*The input*

□ □ □

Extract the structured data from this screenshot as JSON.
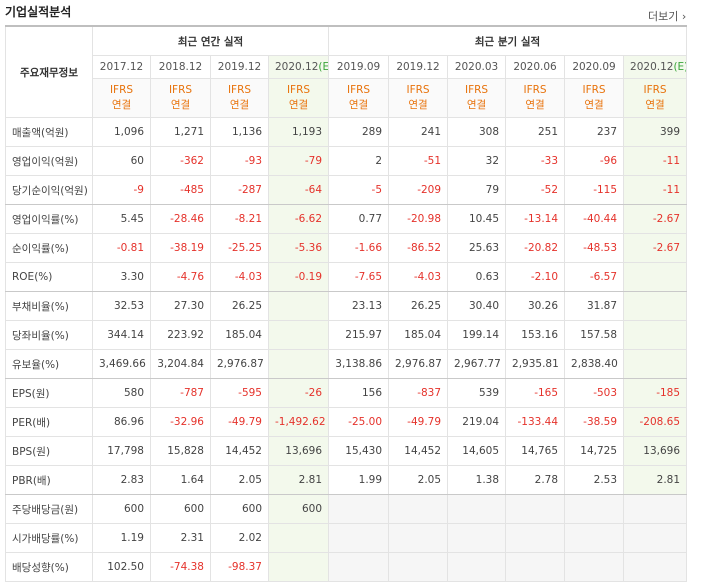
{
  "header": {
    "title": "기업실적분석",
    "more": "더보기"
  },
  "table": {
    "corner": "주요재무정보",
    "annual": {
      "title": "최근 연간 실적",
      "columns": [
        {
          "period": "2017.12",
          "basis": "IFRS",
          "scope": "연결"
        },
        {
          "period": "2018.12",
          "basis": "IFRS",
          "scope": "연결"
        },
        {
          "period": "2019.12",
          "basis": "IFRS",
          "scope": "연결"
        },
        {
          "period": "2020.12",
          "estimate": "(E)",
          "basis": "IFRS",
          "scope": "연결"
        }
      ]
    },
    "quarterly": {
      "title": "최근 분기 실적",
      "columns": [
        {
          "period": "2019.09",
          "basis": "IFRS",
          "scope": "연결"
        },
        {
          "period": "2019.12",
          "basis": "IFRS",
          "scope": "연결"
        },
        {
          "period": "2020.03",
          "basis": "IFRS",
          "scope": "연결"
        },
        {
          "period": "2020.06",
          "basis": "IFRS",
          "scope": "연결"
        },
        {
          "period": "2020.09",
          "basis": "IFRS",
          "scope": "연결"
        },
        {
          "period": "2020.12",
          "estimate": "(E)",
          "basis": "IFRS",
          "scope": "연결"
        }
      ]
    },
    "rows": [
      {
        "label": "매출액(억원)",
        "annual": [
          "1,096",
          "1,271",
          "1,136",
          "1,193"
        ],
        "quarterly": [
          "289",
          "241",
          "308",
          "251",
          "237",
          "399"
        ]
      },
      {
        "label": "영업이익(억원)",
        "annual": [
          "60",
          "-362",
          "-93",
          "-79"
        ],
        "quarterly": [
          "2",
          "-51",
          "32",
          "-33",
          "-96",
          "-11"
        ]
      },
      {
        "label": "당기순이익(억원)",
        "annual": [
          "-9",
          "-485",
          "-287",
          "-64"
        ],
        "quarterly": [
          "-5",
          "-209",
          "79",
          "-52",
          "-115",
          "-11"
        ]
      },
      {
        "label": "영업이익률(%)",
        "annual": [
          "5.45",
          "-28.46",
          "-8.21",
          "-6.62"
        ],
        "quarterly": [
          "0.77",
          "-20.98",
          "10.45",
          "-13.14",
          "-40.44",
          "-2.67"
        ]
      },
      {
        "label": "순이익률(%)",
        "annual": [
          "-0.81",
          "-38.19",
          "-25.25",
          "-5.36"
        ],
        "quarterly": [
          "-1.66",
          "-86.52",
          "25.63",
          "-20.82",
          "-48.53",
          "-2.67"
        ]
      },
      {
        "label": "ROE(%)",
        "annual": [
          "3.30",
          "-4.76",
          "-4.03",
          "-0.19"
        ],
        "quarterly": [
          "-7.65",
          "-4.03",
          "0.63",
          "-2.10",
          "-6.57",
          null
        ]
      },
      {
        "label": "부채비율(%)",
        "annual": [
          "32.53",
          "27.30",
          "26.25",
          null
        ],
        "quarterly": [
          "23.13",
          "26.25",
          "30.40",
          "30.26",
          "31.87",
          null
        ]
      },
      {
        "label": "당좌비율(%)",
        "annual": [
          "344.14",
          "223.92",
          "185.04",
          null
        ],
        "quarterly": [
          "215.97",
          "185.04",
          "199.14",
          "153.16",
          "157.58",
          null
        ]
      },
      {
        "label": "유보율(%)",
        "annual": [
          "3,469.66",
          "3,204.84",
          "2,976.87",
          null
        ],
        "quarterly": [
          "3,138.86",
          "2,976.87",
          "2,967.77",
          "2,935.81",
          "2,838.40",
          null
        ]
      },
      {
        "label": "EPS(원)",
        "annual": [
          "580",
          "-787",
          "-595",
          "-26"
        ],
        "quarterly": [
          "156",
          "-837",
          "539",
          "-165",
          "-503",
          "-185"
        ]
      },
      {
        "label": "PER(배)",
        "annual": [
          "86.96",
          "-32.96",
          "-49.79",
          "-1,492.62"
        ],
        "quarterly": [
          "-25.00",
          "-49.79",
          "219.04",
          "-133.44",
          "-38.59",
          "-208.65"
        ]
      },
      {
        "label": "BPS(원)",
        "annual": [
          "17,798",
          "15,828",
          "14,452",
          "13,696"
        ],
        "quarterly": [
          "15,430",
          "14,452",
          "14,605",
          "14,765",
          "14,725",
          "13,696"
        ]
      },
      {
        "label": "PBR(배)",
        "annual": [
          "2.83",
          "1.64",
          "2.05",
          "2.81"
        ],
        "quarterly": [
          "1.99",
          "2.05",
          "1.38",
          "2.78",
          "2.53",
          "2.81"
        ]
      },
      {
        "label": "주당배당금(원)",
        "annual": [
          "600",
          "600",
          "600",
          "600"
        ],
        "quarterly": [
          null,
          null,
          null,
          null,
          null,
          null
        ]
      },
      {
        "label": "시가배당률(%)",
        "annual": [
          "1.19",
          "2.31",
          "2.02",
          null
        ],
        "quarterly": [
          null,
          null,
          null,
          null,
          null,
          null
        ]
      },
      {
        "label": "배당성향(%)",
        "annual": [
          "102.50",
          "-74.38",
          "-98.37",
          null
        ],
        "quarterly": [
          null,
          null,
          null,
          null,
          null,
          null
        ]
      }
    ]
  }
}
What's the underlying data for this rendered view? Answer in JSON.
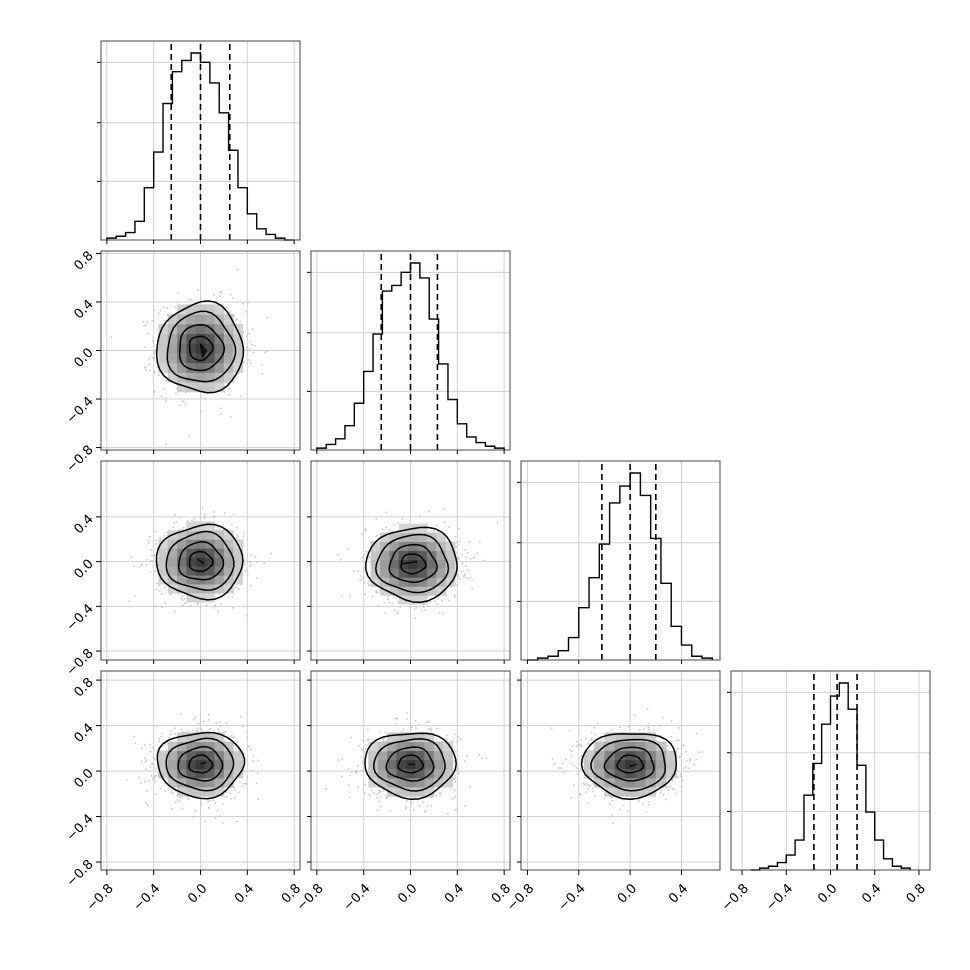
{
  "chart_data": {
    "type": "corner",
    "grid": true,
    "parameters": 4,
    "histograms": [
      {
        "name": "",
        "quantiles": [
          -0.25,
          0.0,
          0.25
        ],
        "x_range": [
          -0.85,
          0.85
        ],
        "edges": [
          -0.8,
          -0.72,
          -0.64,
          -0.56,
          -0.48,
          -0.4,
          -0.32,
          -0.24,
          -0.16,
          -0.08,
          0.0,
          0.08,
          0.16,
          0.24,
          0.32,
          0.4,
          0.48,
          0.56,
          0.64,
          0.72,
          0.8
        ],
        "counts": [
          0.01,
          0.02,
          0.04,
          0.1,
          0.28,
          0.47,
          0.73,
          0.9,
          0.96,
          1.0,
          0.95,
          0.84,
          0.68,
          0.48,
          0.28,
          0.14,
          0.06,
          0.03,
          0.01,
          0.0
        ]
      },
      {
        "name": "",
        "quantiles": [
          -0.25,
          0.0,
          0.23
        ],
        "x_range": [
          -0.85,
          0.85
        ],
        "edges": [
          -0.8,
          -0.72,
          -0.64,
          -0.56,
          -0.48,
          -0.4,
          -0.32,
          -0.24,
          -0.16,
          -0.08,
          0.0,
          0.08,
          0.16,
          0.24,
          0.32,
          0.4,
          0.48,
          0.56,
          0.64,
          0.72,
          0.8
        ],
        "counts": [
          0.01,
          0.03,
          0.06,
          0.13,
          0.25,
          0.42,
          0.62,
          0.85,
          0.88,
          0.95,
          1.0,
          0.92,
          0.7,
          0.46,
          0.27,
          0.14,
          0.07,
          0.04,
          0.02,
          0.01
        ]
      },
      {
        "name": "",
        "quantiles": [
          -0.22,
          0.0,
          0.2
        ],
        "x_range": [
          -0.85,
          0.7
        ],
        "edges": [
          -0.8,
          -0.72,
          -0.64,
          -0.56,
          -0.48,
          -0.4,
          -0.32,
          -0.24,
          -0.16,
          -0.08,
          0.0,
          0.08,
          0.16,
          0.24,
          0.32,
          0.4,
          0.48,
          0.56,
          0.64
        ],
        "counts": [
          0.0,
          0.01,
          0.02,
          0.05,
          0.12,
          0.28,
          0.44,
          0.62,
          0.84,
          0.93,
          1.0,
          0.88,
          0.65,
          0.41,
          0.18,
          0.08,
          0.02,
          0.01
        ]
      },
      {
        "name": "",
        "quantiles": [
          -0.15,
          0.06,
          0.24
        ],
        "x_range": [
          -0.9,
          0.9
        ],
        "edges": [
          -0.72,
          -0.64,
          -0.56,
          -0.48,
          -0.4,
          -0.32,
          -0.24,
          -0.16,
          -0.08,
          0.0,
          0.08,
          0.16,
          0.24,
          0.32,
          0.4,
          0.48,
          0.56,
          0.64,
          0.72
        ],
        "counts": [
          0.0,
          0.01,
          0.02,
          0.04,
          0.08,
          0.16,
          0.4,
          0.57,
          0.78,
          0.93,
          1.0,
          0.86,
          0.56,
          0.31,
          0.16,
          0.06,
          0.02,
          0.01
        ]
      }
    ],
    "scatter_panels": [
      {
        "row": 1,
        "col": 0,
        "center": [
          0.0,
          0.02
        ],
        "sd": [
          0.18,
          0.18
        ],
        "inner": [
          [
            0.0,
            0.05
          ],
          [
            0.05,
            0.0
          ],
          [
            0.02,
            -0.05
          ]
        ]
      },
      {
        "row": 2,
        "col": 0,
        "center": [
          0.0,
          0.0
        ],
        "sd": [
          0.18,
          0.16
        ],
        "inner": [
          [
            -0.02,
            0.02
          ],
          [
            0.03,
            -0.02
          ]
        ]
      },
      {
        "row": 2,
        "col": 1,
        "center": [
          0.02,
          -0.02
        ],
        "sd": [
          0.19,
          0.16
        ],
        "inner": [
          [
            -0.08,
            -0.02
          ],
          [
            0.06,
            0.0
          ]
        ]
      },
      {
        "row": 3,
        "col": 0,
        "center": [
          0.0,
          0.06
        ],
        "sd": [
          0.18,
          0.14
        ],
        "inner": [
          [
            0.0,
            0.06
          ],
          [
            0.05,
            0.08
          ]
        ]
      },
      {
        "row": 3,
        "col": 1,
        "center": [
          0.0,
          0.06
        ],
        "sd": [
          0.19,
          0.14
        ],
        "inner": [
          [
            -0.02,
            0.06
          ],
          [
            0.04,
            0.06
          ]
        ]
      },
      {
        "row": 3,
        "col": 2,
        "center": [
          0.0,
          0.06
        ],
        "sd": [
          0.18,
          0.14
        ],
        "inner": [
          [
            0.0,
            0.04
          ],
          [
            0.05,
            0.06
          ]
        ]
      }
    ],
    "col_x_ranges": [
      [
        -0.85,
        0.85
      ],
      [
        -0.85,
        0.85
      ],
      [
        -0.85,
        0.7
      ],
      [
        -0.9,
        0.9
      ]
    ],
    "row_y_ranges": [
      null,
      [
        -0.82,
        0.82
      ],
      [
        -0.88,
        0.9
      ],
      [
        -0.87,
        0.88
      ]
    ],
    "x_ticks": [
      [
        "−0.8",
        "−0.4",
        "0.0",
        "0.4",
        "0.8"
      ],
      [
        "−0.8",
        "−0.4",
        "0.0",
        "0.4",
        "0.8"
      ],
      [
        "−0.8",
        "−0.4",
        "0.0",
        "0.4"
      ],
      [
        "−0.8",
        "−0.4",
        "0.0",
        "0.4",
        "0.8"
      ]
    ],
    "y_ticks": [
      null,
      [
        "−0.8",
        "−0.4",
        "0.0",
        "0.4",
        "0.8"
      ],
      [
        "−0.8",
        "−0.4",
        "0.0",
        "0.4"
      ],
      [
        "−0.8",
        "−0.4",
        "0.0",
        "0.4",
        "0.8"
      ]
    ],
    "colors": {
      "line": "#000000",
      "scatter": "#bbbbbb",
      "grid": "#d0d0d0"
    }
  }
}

□ □ □

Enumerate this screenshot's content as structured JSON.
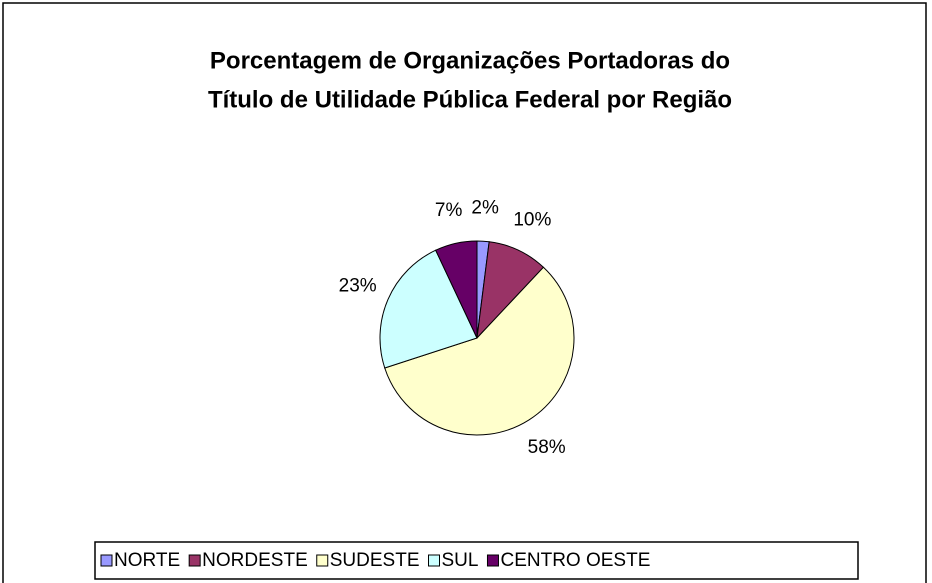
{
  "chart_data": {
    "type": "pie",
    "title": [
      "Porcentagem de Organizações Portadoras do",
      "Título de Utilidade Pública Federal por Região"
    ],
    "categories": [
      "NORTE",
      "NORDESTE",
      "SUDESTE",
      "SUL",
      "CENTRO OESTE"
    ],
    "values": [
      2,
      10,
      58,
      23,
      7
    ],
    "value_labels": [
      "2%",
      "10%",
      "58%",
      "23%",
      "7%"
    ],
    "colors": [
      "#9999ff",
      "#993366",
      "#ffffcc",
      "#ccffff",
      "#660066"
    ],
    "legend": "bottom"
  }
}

□ □ □

*Written exercise*
Identify each line in the records above containing the word "screenshot"; copy those lines.

*The completed task*
Extract the structured data from this screenshot as JSON.
Enumerate this screenshot's content as structured JSON.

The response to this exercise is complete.